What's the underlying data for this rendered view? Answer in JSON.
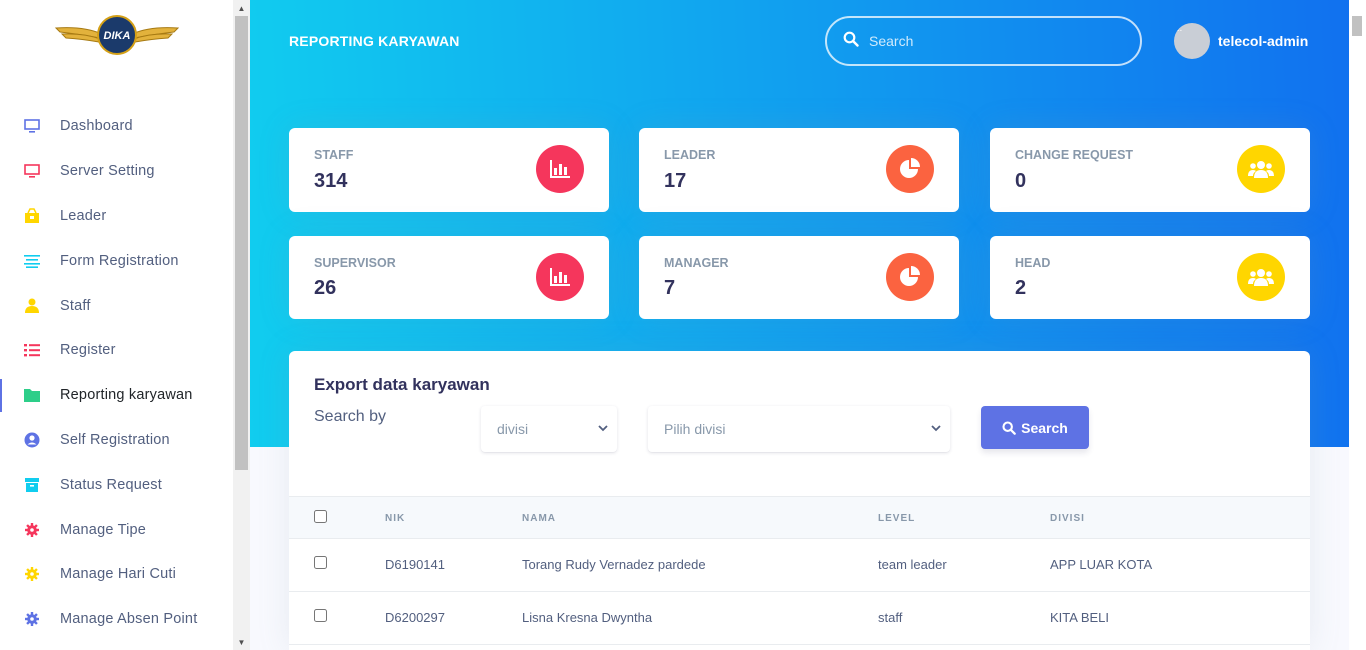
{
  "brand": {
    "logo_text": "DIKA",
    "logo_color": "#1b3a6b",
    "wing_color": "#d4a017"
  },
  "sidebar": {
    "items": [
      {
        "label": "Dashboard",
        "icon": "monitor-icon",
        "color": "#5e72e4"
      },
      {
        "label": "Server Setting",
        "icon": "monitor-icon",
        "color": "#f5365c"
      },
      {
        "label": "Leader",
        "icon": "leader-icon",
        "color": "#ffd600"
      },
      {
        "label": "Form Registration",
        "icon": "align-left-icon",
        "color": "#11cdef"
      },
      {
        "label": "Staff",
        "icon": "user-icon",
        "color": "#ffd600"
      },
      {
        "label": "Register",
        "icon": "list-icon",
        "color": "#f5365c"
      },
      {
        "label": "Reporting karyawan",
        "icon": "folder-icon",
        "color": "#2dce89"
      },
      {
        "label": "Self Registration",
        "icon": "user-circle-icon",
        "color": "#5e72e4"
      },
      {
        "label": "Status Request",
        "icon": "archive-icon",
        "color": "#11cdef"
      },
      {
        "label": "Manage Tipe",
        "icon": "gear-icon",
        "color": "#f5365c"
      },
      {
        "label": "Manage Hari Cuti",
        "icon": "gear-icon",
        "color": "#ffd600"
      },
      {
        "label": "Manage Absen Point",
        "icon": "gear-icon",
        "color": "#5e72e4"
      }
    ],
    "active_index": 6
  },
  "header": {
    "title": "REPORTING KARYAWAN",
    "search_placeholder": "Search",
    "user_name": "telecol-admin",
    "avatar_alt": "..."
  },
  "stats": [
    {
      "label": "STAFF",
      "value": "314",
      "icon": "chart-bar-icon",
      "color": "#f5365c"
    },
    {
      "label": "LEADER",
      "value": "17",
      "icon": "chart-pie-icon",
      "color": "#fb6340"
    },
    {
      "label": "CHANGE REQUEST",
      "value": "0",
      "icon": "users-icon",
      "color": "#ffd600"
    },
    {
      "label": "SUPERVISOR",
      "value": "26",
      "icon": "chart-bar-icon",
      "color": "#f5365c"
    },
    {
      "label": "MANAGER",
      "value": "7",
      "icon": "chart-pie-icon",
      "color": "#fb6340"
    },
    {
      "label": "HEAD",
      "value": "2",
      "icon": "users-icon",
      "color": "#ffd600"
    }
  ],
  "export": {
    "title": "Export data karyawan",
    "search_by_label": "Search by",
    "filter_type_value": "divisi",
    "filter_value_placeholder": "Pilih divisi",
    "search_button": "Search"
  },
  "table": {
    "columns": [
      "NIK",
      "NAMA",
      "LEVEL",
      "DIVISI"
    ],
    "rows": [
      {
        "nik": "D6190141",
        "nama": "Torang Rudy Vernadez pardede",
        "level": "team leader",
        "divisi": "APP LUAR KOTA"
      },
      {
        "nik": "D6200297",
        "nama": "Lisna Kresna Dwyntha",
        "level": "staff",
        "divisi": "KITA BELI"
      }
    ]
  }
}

- **Task to carry out**: In your copy of the records, include no pictures; repeat everything else exactly.

- **Solution to this task**:
What's the underlying data for this rendered view? Answer in JSON.
{
  "brand": {
    "logo_text": "DIKA",
    "logo_color": "#1b3a6b",
    "wing_color": "#d4a017"
  },
  "sidebar": {
    "items": [
      {
        "label": "Dashboard",
        "icon": "monitor-icon",
        "color": "#5e72e4"
      },
      {
        "label": "Server Setting",
        "icon": "monitor-icon",
        "color": "#f5365c"
      },
      {
        "label": "Leader",
        "icon": "leader-icon",
        "color": "#ffd600"
      },
      {
        "label": "Form Registration",
        "icon": "align-left-icon",
        "color": "#11cdef"
      },
      {
        "label": "Staff",
        "icon": "user-icon",
        "color": "#ffd600"
      },
      {
        "label": "Register",
        "icon": "list-icon",
        "color": "#f5365c"
      },
      {
        "label": "Reporting karyawan",
        "icon": "folder-icon",
        "color": "#2dce89"
      },
      {
        "label": "Self Registration",
        "icon": "user-circle-icon",
        "color": "#5e72e4"
      },
      {
        "label": "Status Request",
        "icon": "archive-icon",
        "color": "#11cdef"
      },
      {
        "label": "Manage Tipe",
        "icon": "gear-icon",
        "color": "#f5365c"
      },
      {
        "label": "Manage Hari Cuti",
        "icon": "gear-icon",
        "color": "#ffd600"
      },
      {
        "label": "Manage Absen Point",
        "icon": "gear-icon",
        "color": "#5e72e4"
      }
    ],
    "active_index": 6
  },
  "header": {
    "title": "REPORTING KARYAWAN",
    "search_placeholder": "Search",
    "user_name": "telecol-admin",
    "avatar_alt": "..."
  },
  "stats": [
    {
      "label": "STAFF",
      "value": "314",
      "icon": "chart-bar-icon",
      "color": "#f5365c"
    },
    {
      "label": "LEADER",
      "value": "17",
      "icon": "chart-pie-icon",
      "color": "#fb6340"
    },
    {
      "label": "CHANGE REQUEST",
      "value": "0",
      "icon": "users-icon",
      "color": "#ffd600"
    },
    {
      "label": "SUPERVISOR",
      "value": "26",
      "icon": "chart-bar-icon",
      "color": "#f5365c"
    },
    {
      "label": "MANAGER",
      "value": "7",
      "icon": "chart-pie-icon",
      "color": "#fb6340"
    },
    {
      "label": "HEAD",
      "value": "2",
      "icon": "users-icon",
      "color": "#ffd600"
    }
  ],
  "export": {
    "title": "Export data karyawan",
    "search_by_label": "Search by",
    "filter_type_value": "divisi",
    "filter_value_placeholder": "Pilih divisi",
    "search_button": "Search"
  },
  "table": {
    "columns": [
      "NIK",
      "NAMA",
      "LEVEL",
      "DIVISI"
    ],
    "rows": [
      {
        "nik": "D6190141",
        "nama": "Torang Rudy Vernadez pardede",
        "level": "team leader",
        "divisi": "APP LUAR KOTA"
      },
      {
        "nik": "D6200297",
        "nama": "Lisna Kresna Dwyntha",
        "level": "staff",
        "divisi": "KITA BELI"
      }
    ]
  }
}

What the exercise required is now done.